Begin

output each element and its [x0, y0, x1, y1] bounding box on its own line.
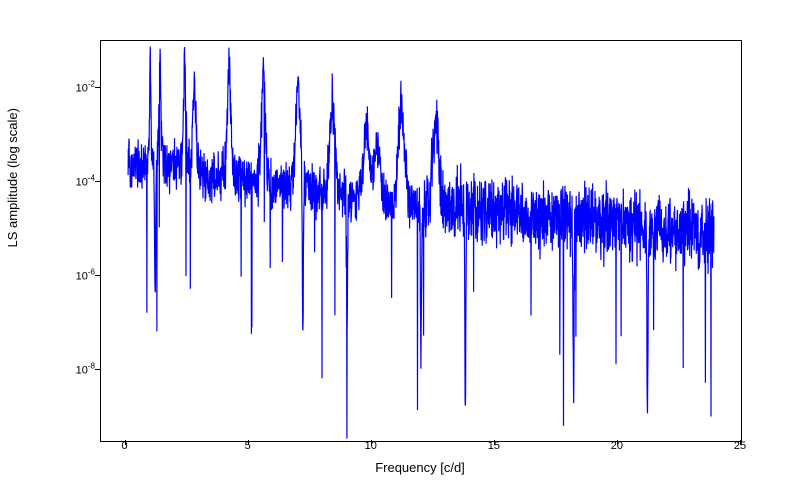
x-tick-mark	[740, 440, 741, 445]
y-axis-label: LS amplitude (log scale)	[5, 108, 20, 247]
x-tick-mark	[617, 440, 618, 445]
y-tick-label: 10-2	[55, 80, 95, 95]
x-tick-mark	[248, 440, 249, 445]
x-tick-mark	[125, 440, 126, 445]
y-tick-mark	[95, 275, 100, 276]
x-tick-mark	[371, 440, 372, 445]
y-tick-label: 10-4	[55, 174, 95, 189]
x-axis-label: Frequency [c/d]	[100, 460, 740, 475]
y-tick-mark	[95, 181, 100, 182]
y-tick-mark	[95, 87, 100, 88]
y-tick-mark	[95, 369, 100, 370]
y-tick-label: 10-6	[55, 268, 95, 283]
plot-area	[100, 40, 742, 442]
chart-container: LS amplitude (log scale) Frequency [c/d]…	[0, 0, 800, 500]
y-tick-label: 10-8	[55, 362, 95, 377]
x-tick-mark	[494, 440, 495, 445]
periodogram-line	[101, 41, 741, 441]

End

Count the lines in the listing above that contain the string "mark", treating uppercase and lowercase as different. Give only the number.

FULL OUTPUT: 10